ФРАГМЕНТ ТЕКСТА:
***
Марина ЗАБОЛОТНЯЯ
ЛОШАДИ АКИМОВА
Ученица Акимова, Марина Азизян рассказывала, что своих учеников на постановочном факультете ЛГИТМиКа (факультет он сам же и организовал) Н.П. на первом уроке просил нарисовать фантастическую зверушку. Тест на воображение сбивал с котурнов классического канона. Сам же Акимов, подобно Босху, на протяжении всей своей такой короткой жизни без конца сочинял и пополнял собственный «зоосад» с ручными монстрами. Этим садом была интерпретированная его воображением жизнь. Его сценический иллюзионизм был реальнее той «мыльной оперы», которая происходила наяву. Мрачные горгоны средневековья пропускались через фильтр его художественной фантазии, превращаясь в странных зверушек в немыслимых позах. В «Драконе» (1944, 1962) это использовалось с особым блеском. Фигурки колесниц на стенах дворца стилизовались под барельефы египетских пирамид, -подобный стилистический коктейль поражал зрительское воображение удивительным импровизационным даром. Словно предвосхищая любимые приемы постмодернизма, Акимов с особым изяществом и импровизационной легкостью смешивал краски разных эпох.
***
ПОКАЗАННЫЕ СТРОКИ:
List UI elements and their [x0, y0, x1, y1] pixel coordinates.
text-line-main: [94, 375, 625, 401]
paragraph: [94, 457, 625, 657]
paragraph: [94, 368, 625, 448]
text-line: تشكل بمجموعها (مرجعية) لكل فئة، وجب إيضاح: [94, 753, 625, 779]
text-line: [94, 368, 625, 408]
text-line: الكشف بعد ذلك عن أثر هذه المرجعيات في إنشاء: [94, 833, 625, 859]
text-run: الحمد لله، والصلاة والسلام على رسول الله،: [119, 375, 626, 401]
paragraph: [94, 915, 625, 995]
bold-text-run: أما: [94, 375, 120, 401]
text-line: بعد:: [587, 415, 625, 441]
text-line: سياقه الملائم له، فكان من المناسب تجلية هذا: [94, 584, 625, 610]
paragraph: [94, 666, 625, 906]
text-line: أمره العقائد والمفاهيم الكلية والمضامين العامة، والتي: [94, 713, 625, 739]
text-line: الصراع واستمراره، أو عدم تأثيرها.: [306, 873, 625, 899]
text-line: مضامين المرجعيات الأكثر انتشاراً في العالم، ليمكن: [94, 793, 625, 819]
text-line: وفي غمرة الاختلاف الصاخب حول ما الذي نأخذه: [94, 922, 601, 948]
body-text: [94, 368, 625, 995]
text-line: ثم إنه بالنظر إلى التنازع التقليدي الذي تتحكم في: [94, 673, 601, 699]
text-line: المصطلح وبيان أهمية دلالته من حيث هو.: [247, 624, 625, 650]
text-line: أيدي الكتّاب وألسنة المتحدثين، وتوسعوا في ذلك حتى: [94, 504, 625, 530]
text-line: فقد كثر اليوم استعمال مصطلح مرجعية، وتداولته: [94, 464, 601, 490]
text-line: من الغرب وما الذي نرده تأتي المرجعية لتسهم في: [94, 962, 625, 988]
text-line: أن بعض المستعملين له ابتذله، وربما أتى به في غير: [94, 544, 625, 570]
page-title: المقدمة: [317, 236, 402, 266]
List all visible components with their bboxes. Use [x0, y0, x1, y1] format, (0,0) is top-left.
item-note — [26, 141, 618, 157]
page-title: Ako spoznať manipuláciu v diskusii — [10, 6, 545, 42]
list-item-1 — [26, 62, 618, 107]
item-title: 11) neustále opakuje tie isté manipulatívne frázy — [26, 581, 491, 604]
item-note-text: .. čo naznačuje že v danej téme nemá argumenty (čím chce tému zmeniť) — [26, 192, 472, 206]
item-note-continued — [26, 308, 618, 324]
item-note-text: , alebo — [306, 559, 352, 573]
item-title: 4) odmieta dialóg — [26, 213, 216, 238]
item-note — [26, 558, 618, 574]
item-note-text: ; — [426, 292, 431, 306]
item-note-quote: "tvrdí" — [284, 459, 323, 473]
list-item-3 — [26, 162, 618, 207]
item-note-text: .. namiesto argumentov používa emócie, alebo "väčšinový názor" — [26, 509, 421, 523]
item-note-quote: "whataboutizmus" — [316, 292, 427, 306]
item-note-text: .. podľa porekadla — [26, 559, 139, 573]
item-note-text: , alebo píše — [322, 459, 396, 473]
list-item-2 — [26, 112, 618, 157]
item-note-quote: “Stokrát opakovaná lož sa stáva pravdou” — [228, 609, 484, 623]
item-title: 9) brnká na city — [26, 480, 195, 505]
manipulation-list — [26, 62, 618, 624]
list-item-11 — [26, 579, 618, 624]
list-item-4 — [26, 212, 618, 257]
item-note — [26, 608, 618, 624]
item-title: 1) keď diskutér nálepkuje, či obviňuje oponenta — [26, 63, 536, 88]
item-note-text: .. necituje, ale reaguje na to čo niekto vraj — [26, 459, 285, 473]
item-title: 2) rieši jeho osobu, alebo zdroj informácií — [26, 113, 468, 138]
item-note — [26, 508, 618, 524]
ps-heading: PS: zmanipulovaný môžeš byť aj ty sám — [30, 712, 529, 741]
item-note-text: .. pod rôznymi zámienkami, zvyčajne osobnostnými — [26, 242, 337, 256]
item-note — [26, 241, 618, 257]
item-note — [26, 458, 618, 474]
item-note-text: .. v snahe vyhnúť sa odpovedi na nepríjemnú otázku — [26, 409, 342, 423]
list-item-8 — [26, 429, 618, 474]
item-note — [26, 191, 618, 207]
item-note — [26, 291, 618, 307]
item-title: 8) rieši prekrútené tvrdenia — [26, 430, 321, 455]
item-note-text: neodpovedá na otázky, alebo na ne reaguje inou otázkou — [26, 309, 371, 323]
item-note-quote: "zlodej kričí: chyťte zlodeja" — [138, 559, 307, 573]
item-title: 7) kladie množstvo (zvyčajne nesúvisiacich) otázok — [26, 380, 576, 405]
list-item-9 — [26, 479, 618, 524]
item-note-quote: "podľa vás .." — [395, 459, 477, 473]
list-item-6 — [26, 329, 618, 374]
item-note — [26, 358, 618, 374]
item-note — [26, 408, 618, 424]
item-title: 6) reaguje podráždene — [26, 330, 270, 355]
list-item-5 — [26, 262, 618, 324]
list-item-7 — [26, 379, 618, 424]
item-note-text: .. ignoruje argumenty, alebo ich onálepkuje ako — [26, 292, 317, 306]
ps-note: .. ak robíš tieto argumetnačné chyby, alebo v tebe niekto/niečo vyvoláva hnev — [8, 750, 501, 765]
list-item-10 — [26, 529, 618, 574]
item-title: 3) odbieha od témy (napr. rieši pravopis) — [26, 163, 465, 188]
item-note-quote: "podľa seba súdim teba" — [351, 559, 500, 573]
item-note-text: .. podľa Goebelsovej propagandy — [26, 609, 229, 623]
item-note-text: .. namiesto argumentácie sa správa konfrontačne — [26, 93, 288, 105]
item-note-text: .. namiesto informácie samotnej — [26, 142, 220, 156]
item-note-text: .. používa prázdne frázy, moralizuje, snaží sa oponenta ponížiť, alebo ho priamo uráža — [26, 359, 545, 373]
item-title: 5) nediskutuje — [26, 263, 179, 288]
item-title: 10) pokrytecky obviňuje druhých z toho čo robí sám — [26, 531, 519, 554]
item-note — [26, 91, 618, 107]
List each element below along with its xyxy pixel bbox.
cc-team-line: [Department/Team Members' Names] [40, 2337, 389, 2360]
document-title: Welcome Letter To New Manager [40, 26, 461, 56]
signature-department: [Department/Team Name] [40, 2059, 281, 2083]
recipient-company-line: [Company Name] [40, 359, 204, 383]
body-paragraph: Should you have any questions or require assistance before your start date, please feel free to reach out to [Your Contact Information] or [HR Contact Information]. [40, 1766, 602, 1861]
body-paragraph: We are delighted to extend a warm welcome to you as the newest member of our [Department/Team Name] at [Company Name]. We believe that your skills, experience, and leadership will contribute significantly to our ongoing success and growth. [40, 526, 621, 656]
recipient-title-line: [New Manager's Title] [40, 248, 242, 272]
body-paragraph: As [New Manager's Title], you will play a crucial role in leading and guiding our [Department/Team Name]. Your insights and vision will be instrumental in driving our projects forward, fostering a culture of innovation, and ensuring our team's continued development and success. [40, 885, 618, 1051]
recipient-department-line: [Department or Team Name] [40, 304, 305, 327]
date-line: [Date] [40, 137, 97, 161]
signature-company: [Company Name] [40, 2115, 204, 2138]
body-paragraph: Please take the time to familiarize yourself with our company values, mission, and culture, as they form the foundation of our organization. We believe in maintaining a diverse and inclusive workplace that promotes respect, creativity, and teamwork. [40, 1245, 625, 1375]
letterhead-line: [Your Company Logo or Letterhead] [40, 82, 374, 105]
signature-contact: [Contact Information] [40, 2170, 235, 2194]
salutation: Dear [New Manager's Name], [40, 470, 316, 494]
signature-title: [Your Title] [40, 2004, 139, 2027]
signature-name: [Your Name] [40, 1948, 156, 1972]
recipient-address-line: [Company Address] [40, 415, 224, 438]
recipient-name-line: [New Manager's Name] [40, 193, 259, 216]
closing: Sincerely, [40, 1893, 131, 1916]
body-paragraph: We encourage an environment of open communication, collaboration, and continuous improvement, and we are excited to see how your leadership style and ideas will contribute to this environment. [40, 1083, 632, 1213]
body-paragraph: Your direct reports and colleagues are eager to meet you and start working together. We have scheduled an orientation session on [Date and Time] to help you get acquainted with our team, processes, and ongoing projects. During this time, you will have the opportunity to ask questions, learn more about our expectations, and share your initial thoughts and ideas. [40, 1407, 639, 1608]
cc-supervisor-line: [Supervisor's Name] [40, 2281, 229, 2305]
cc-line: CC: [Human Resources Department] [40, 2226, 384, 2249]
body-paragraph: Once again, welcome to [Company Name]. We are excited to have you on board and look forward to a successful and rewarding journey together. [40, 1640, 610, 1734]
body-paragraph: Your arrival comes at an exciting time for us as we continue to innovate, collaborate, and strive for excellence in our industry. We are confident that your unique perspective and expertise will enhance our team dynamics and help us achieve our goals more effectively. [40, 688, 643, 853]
***
ЧТО СДЕЛАТЬ:
a: Замени «paragraph» на «section» в строках, начиная с самой первой и заканчивая строкой с «page-title: المقدمة: [317, 236, 402, 266]», и приведи эти строки заново, больше ничего в них не меняя.
b: Продолжи текст об Акимове, начав сразу после его последнего предложения.
Текст об Акимове и строки между собой никак не связаны.

ОТВЕТЫ ПО ПОРЯДКУ:
a:
List UI elements and their [x0, y0, x1, y1] pixel coordinates.
text-line-main: [94, 375, 625, 401]
section: [94, 457, 625, 657]
section: [94, 368, 625, 448]
text-line: تشكل بمجموعها (مرجعية) لكل فئة، وجب إيضاح: [94, 753, 625, 779]
text-line: [94, 368, 625, 408]
text-line: الكشف بعد ذلك عن أثر هذه المرجعيات في إنشاء: [94, 833, 625, 859]
text-run: الحمد لله، والصلاة والسلام على رسول الله،: [119, 375, 626, 401]
section: [94, 915, 625, 995]
bold-text-run: أما: [94, 375, 120, 401]
text-line: بعد:: [587, 415, 625, 441]
text-line: سياقه الملائم له، فكان من المناسب تجلية هذا: [94, 584, 625, 610]
section: [94, 666, 625, 906]
text-line: أمره العقائد والمفاهيم الكلية والمضامين العامة، والتي: [94, 713, 625, 739]
text-line: الصراع واستمراره، أو عدم تأثيرها.: [306, 873, 625, 899]
text-line: مضامين المرجعيات الأكثر انتشاراً في العالم، ليمكن: [94, 793, 625, 819]
text-line: وفي غمرة الاختلاف الصاخب حول ما الذي نأخذه: [94, 922, 601, 948]
body-text: [94, 368, 625, 995]
text-line: ثم إنه بالنظر إلى التنازع التقليدي الذي تتحكم في: [94, 673, 601, 699]
text-line: المصطلح وبيان أهمية دلالته من حيث هو.: [247, 624, 625, 650]
text-line: أيدي الكتّاب وألسنة المتحدثين، وتوسعوا في ذلك حتى: [94, 504, 625, 530]
text-line: فقد كثر اليوم استعمال مصطلح مرجعية، وتداولته: [94, 464, 601, 490]
text-line: من الغرب وما الذي نرده تأتي المرجعية لتسهم في: [94, 962, 625, 988]
text-line: أن بعض المستعملين له ابتذله، وربما أتى به في غير: [94, 544, 625, 570]
page-title: المقدمة: [317, 236, 402, 266]

b:
Бесконечно деятельная, целеустремленная и творчески жадная натура Акимова, кажется, не знала остановок. Он пролетел земную жизнь стремительно, хотя и на перекладных. Обстоятельства времени и места - то отстранят от должности художественного руководителя собственного театра, то цензура за горло схватит, то инфаркт свалит... - обстоятельства тормозили тело, но не мысль. Он будто всегда помнил пословицу Гамлета: «Покуда травка подрастет, лошадка с голоду умрет». И торопился. Говорят, даже придумал приспособление для телефона, чтобы можно было рисовать во время ночных бесед с друзьями.
Лошади были его коньком. В его беглых зарисовках отпечатывалось мгновенное
«Тень».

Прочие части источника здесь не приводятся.